Below are the records; reproduce all of them exactly but without any images.

Data excerpts
┄┄┄┄┄┄┄┄┄┄
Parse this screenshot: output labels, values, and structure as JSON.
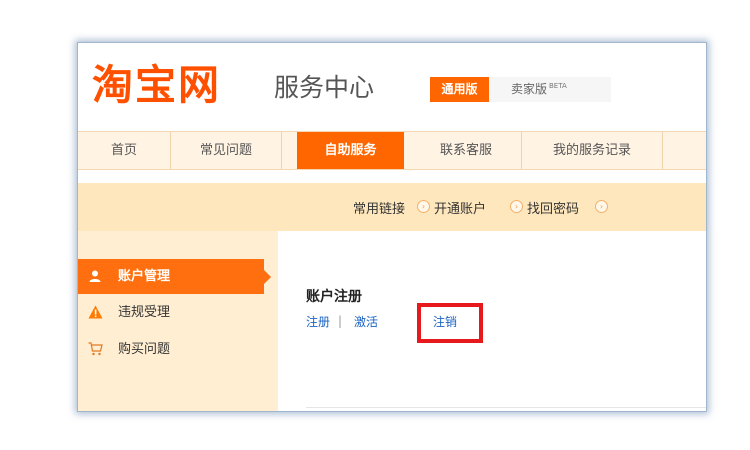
{
  "header": {
    "logo_text": "淘宝网",
    "service_title": "服务中心",
    "version_tabs": [
      {
        "label": "通用版",
        "active": true
      },
      {
        "label": "卖家版",
        "badge": "BETA",
        "active": false
      }
    ]
  },
  "nav": {
    "items": [
      {
        "label": "首页",
        "active": false
      },
      {
        "label": "常见问题",
        "active": false
      },
      {
        "label": "自助服务",
        "active": true
      },
      {
        "label": "联系客服",
        "active": false
      },
      {
        "label": "我的服务记录",
        "active": false
      }
    ]
  },
  "quick_links": {
    "label": "常用链接",
    "links": [
      "开通账户",
      "找回密码"
    ]
  },
  "sidebar": {
    "items": [
      {
        "label": "账户管理",
        "icon": "user-icon",
        "active": true
      },
      {
        "label": "违规受理",
        "icon": "warning-icon",
        "active": false
      },
      {
        "label": "购买问题",
        "icon": "cart-icon",
        "active": false
      }
    ]
  },
  "content": {
    "title": "账户注册",
    "links": [
      "注册",
      "激活",
      "注销"
    ],
    "highlighted_link": "注销"
  },
  "colors": {
    "brand_orange": "#ff6600",
    "highlight_red": "#e8191c",
    "link_blue": "#1a63c4"
  }
}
┄┄┄┄┄┄┄┄┄┄
→ **SOLUTION**
Parse this screenshot: output labels, values, and structure as JSON.
{
  "header": {
    "logo_text": "淘宝网",
    "service_title": "服务中心",
    "version_tabs": [
      {
        "label": "通用版",
        "active": true
      },
      {
        "label": "卖家版",
        "badge": "BETA",
        "active": false
      }
    ]
  },
  "nav": {
    "items": [
      {
        "label": "首页",
        "active": false
      },
      {
        "label": "常见问题",
        "active": false
      },
      {
        "label": "自助服务",
        "active": true
      },
      {
        "label": "联系客服",
        "active": false
      },
      {
        "label": "我的服务记录",
        "active": false
      }
    ]
  },
  "quick_links": {
    "label": "常用链接",
    "links": [
      "开通账户",
      "找回密码"
    ]
  },
  "sidebar": {
    "items": [
      {
        "label": "账户管理",
        "icon": "user-icon",
        "active": true
      },
      {
        "label": "违规受理",
        "icon": "warning-icon",
        "active": false
      },
      {
        "label": "购买问题",
        "icon": "cart-icon",
        "active": false
      }
    ]
  },
  "content": {
    "title": "账户注册",
    "links": [
      "注册",
      "激活",
      "注销"
    ],
    "highlighted_link": "注销"
  },
  "colors": {
    "brand_orange": "#ff6600",
    "highlight_red": "#e8191c",
    "link_blue": "#1a63c4"
  }
}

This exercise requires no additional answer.